* Work to do *
Without altering anything, output the material below.

* Provided material *
---

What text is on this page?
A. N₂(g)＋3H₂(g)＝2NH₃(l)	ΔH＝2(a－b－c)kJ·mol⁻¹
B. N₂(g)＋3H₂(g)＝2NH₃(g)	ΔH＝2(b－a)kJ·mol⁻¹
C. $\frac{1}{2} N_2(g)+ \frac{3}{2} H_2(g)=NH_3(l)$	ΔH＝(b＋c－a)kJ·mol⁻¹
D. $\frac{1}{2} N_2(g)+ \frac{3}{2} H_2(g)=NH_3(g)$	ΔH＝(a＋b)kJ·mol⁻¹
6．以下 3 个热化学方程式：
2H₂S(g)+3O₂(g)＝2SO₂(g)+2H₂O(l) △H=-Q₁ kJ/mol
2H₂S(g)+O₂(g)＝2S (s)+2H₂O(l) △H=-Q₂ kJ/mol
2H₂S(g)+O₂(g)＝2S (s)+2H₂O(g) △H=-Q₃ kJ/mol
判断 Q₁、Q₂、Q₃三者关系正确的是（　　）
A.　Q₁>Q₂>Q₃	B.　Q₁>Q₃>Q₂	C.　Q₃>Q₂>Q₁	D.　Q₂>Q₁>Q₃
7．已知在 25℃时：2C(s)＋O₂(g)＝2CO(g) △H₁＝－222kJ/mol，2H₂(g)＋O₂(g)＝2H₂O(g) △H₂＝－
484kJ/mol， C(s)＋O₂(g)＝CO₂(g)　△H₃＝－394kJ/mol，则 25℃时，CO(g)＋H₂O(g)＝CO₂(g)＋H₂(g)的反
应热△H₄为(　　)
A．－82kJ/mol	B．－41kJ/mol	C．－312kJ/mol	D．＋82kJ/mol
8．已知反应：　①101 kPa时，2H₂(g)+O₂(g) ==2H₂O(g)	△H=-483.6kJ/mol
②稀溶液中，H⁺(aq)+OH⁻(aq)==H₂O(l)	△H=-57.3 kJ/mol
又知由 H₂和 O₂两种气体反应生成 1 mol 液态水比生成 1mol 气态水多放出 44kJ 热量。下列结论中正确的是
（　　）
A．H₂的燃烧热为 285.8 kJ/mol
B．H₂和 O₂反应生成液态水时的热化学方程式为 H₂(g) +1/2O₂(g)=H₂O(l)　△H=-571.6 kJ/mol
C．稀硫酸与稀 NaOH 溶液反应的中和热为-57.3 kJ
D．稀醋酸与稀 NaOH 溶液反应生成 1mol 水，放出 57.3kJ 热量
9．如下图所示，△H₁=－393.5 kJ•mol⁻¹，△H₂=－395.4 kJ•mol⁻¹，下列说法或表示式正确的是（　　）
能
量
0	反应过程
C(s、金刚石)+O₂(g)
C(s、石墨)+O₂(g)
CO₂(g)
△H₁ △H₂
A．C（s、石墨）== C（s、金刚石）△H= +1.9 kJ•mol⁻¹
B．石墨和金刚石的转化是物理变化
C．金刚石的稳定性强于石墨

---

* Problem solution *
What text is on this page?
A. N₂(g)＋3H₂(g)＝2NH₃(l)	ΔH＝2(a－b－c)kJ·mol⁻¹
B. N₂(g)＋3H₂(g)＝2NH₃(g)	ΔH＝2(b－a)kJ·mol⁻¹
C. $\frac{1}{2} N_2(g)+ \frac{3}{2} H_2(g)=NH_3(l)$	ΔH＝(b＋c－a)kJ·mol⁻¹
D. $\frac{1}{2} N_2(g)+ \frac{3}{2} H_2(g)=NH_3(g)$	ΔH＝(a＋b)kJ·mol⁻¹
6．以下 3 个热化学方程式：
2H₂S(g)+3O₂(g)＝2SO₂(g)+2H₂O(l) △H=-Q₁ kJ/mol
2H₂S(g)+O₂(g)＝2S (s)+2H₂O(l) △H=-Q₂ kJ/mol
2H₂S(g)+O₂(g)＝2S (s)+2H₂O(g) △H=-Q₃ kJ/mol
判断 Q₁、Q₂、Q₃三者关系正确的是（　　）
A.　Q₁>Q₂>Q₃	B.　Q₁>Q₃>Q₂	C.　Q₃>Q₂>Q₁	D.　Q₂>Q₁>Q₃
7．已知在 25℃时：2C(s)＋O₂(g)＝2CO(g) △H₁＝－222kJ/mol，2H₂(g)＋O₂(g)＝2H₂O(g) △H₂＝－
484kJ/mol， C(s)＋O₂(g)＝CO₂(g)　△H₃＝－394kJ/mol，则 25℃时，CO(g)＋H₂O(g)＝CO₂(g)＋H₂(g)的反
应热△H₄为(　　)
A．－82kJ/mol	B．－41kJ/mol	C．－312kJ/mol	D．＋82kJ/mol
8．已知反应：　①101 kPa时，2H₂(g)+O₂(g) ==2H₂O(g)	△H=-483.6kJ/mol
②稀溶液中，H⁺(aq)+OH⁻(aq)==H₂O(l)	△H=-57.3 kJ/mol
又知由 H₂和 O₂两种气体反应生成 1 mol 液态水比生成 1mol 气态水多放出 44kJ 热量。下列结论中正确的是
（　　）
A．H₂的燃烧热为 285.8 kJ/mol
B．H₂和 O₂反应生成液态水时的热化学方程式为 H₂(g) +1/2O₂(g)=H₂O(l)　△H=-571.6 kJ/mol
C．稀硫酸与稀 NaOH 溶液反应的中和热为-57.3 kJ
D．稀醋酸与稀 NaOH 溶液反应生成 1mol 水，放出 57.3kJ 热量
9．如下图所示，△H₁=－393.5 kJ•mol⁻¹，△H₂=－395.4 kJ•mol⁻¹，下列说法或表示式正确的是（　　）
能
量
0	反应过程
C(s、金刚石)+O₂(g)
C(s、石墨)+O₂(g)
CO₂(g)
△H₁ △H₂
A．C（s、石墨）== C（s、金刚石）△H= +1.9 kJ•mol⁻¹
B．石墨和金刚石的转化是物理变化
C．金刚石的稳定性强于石墨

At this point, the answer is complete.